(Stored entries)
□ □ □ □ □

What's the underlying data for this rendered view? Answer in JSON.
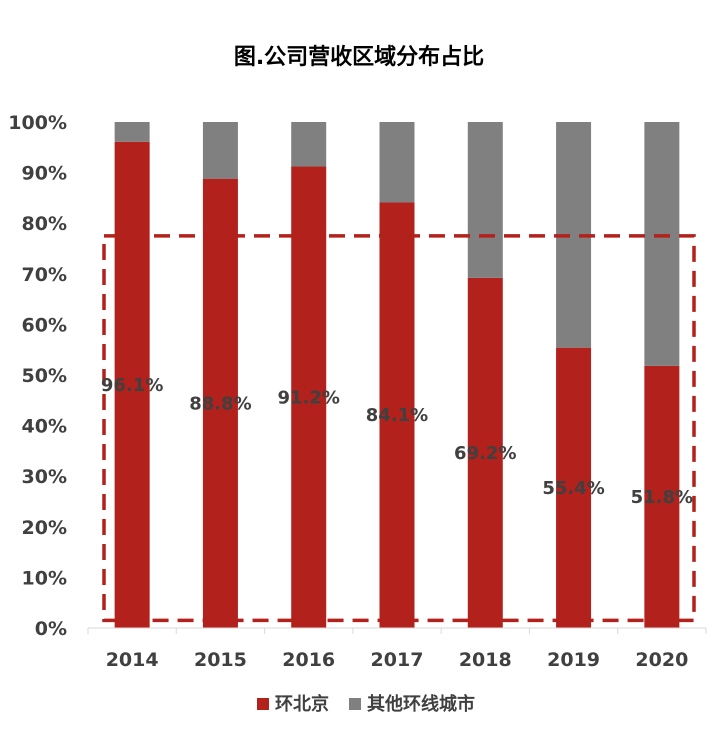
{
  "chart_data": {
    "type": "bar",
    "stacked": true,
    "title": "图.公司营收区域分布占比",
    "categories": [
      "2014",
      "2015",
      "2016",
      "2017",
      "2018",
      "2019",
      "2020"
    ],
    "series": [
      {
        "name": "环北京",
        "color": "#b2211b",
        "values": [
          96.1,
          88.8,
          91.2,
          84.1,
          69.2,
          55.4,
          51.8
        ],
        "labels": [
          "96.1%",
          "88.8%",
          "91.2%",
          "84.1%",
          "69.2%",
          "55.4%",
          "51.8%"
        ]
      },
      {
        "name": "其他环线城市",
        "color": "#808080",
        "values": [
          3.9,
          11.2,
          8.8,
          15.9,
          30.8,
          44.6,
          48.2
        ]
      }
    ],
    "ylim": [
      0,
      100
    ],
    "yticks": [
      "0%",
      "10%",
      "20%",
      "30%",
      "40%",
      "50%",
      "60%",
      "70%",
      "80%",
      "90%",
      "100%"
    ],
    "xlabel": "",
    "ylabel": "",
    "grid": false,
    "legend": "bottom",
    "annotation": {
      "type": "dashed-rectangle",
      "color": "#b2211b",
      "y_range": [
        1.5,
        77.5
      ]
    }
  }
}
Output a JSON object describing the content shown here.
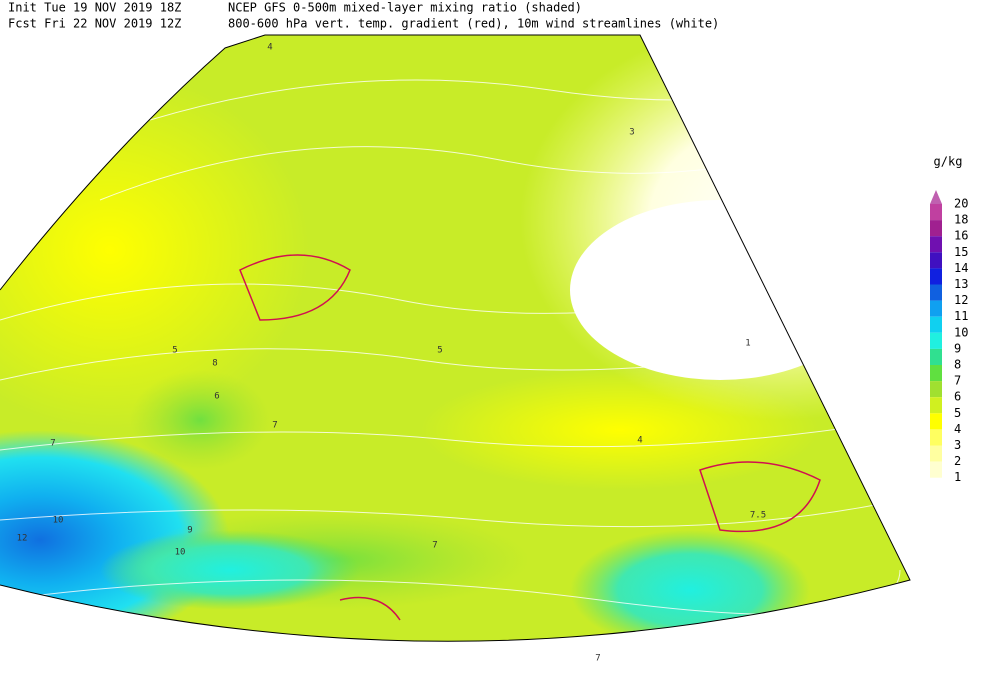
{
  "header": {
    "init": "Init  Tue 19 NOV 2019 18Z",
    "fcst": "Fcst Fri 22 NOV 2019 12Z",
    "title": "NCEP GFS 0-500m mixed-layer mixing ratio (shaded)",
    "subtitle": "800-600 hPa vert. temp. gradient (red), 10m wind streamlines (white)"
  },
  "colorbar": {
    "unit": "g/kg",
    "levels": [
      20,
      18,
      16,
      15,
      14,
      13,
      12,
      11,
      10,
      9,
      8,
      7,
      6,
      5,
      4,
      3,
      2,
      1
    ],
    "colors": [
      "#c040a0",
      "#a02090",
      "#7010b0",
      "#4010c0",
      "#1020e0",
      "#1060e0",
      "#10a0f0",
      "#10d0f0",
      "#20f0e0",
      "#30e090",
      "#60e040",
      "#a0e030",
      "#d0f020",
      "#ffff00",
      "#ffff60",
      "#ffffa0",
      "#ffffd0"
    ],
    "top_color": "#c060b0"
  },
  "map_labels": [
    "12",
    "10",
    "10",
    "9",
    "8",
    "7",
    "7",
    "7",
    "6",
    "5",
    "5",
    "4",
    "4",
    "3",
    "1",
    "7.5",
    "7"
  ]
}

□ □ □ □ □

(PROBLEM REQUIREMENTS): Transcribe the records verbatim and omit the images.

(SOLUTION TO THE EXERCISE):
What's the underlying data for this rendered view? Answer in JSON.
{
  "chart_data": {
    "type": "bar",
    "stacked": true,
    "title": "图.公司营收区域分布占比",
    "categories": [
      "2014",
      "2015",
      "2016",
      "2017",
      "2018",
      "2019",
      "2020"
    ],
    "series": [
      {
        "name": "环北京",
        "color": "#b2211b",
        "values": [
          96.1,
          88.8,
          91.2,
          84.1,
          69.2,
          55.4,
          51.8
        ],
        "labels": [
          "96.1%",
          "88.8%",
          "91.2%",
          "84.1%",
          "69.2%",
          "55.4%",
          "51.8%"
        ]
      },
      {
        "name": "其他环线城市",
        "color": "#808080",
        "values": [
          3.9,
          11.2,
          8.8,
          15.9,
          30.8,
          44.6,
          48.2
        ]
      }
    ],
    "ylim": [
      0,
      100
    ],
    "yticks": [
      "0%",
      "10%",
      "20%",
      "30%",
      "40%",
      "50%",
      "60%",
      "70%",
      "80%",
      "90%",
      "100%"
    ],
    "xlabel": "",
    "ylabel": "",
    "grid": false,
    "legend": "bottom",
    "annotation": {
      "type": "dashed-rectangle",
      "color": "#b2211b",
      "y_range": [
        1.5,
        77.5
      ]
    }
  }
}
Output a JSON object describing the content shown here.
{
  "header": {
    "init": "Init  Tue 19 NOV 2019 18Z",
    "fcst": "Fcst Fri 22 NOV 2019 12Z",
    "title": "NCEP GFS 0-500m mixed-layer mixing ratio (shaded)",
    "subtitle": "800-600 hPa vert. temp. gradient (red), 10m wind streamlines (white)"
  },
  "colorbar": {
    "unit": "g/kg",
    "levels": [
      20,
      18,
      16,
      15,
      14,
      13,
      12,
      11,
      10,
      9,
      8,
      7,
      6,
      5,
      4,
      3,
      2,
      1
    ],
    "colors": [
      "#c040a0",
      "#a02090",
      "#7010b0",
      "#4010c0",
      "#1020e0",
      "#1060e0",
      "#10a0f0",
      "#10d0f0",
      "#20f0e0",
      "#30e090",
      "#60e040",
      "#a0e030",
      "#d0f020",
      "#ffff00",
      "#ffff60",
      "#ffffa0",
      "#ffffd0"
    ],
    "top_color": "#c060b0"
  },
  "map_labels": [
    "12",
    "10",
    "10",
    "9",
    "8",
    "7",
    "7",
    "7",
    "6",
    "5",
    "5",
    "4",
    "4",
    "3",
    "1",
    "7.5",
    "7"
  ]
}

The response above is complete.